SOURCE RECORDS:
┌──
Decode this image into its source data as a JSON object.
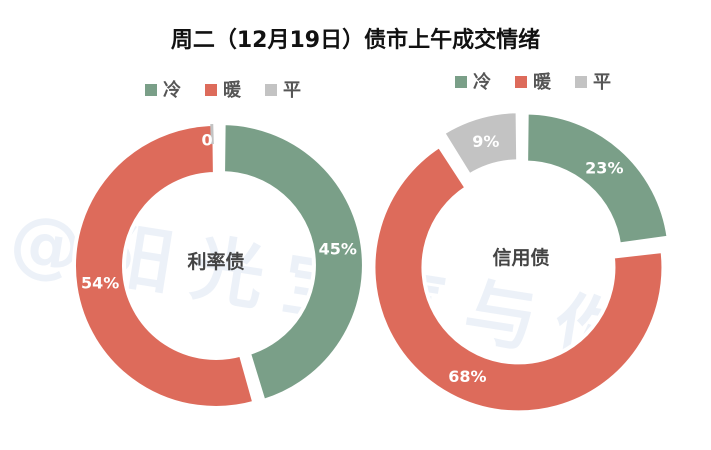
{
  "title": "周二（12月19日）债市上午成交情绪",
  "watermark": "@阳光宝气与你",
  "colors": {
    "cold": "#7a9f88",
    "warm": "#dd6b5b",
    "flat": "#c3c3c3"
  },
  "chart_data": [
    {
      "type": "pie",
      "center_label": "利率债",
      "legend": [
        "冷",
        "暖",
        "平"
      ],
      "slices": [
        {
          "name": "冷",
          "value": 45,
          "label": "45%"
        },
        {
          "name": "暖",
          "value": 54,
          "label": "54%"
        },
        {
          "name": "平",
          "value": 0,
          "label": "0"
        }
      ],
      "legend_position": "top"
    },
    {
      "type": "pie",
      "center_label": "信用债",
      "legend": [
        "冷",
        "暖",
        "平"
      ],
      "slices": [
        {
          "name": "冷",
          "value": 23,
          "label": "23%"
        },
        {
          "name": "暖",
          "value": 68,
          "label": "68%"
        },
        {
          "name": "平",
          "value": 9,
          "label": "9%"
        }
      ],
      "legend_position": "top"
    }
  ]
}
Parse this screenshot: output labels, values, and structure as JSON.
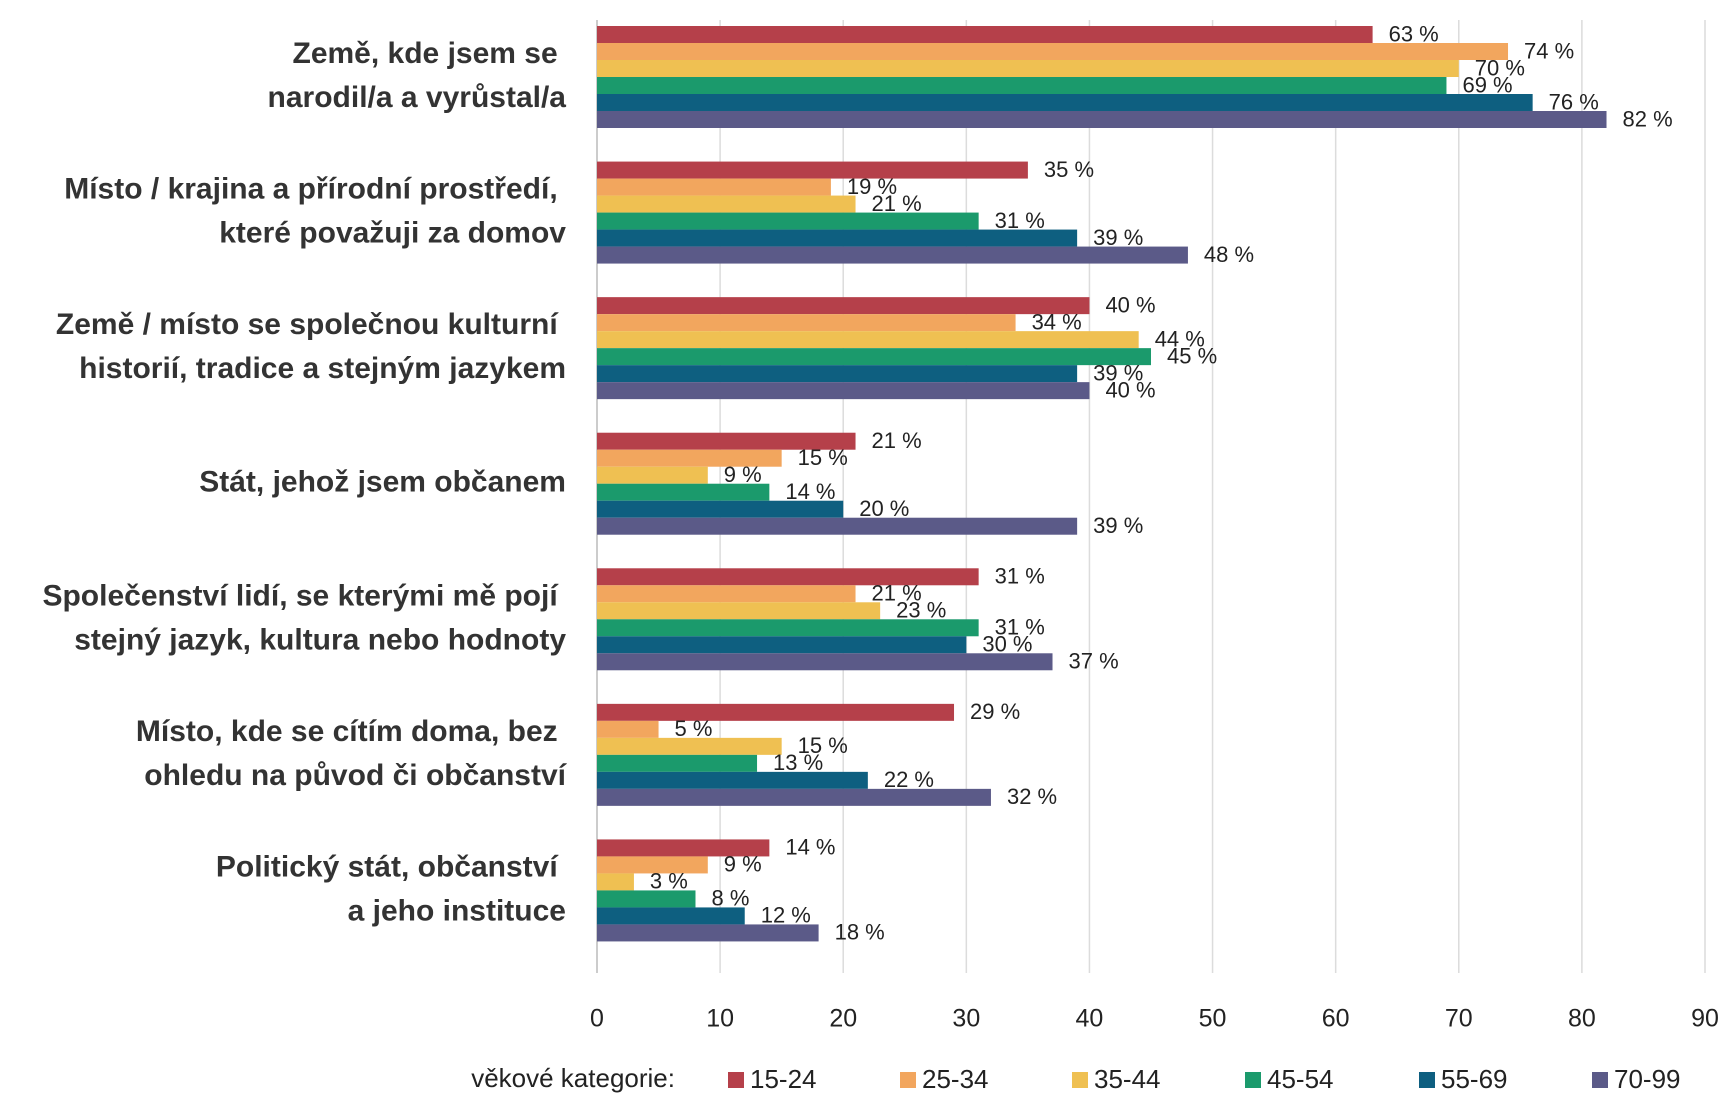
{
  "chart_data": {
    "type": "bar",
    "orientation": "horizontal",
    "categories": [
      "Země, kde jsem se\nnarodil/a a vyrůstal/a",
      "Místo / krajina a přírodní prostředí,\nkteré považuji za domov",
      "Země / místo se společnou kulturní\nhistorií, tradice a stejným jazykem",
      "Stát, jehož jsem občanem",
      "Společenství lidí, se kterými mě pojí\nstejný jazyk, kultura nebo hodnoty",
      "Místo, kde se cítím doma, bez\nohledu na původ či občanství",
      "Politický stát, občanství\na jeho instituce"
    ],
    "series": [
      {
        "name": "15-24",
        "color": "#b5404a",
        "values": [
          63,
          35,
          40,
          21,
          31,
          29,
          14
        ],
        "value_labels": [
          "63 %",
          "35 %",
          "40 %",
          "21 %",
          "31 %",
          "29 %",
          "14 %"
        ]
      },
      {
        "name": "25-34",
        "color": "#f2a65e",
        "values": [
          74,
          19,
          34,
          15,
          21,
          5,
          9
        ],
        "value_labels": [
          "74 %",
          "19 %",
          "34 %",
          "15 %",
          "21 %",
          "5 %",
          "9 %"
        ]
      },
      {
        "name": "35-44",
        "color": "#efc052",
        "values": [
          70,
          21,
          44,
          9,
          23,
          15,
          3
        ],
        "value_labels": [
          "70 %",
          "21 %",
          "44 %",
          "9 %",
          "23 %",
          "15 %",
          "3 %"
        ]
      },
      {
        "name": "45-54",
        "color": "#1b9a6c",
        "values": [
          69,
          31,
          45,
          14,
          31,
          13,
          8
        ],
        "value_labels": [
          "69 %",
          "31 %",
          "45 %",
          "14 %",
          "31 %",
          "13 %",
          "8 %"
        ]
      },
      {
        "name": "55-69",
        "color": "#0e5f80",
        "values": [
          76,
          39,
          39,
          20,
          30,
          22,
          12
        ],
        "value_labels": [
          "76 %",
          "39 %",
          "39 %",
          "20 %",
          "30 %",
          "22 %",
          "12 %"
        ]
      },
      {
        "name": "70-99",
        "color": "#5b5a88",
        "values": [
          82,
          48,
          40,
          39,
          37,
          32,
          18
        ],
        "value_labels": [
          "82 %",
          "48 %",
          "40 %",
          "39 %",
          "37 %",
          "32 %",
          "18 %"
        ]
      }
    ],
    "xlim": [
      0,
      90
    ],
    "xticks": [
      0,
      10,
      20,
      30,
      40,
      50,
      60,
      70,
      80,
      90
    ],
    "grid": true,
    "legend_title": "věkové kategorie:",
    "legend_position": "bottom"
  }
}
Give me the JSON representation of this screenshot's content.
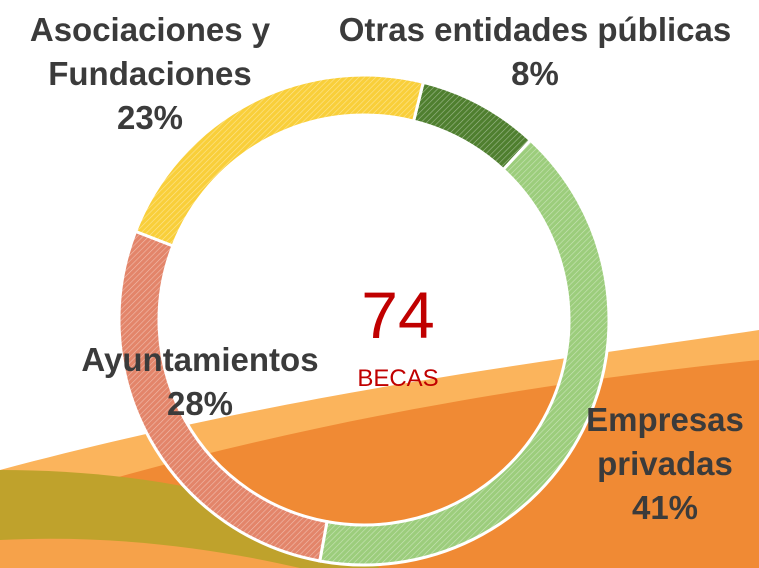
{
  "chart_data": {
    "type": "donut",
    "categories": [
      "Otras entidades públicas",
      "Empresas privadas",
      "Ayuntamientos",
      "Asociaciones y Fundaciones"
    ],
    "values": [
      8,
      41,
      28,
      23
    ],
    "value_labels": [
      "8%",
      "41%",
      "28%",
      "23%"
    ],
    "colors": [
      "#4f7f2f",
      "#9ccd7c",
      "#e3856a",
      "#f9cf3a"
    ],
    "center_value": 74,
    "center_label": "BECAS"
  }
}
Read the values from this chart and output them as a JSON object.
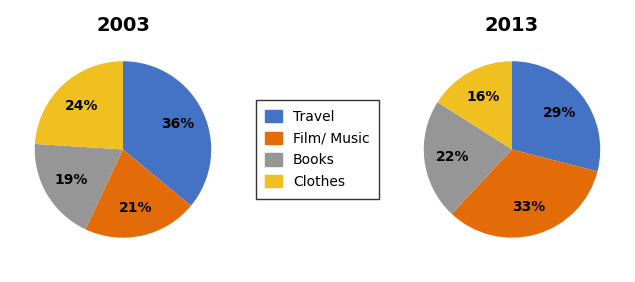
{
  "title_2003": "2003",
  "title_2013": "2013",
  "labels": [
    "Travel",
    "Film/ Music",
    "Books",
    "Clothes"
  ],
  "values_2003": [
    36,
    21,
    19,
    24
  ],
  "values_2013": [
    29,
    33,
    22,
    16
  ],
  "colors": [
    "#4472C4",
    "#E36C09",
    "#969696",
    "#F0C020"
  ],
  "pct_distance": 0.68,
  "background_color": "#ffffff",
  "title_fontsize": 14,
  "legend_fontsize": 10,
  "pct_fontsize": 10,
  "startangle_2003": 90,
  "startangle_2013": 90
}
└──
DIRECTIVE: Write down the number of lines where the word "this" appears, and nothing further.

EXPECTED ANSWER: 4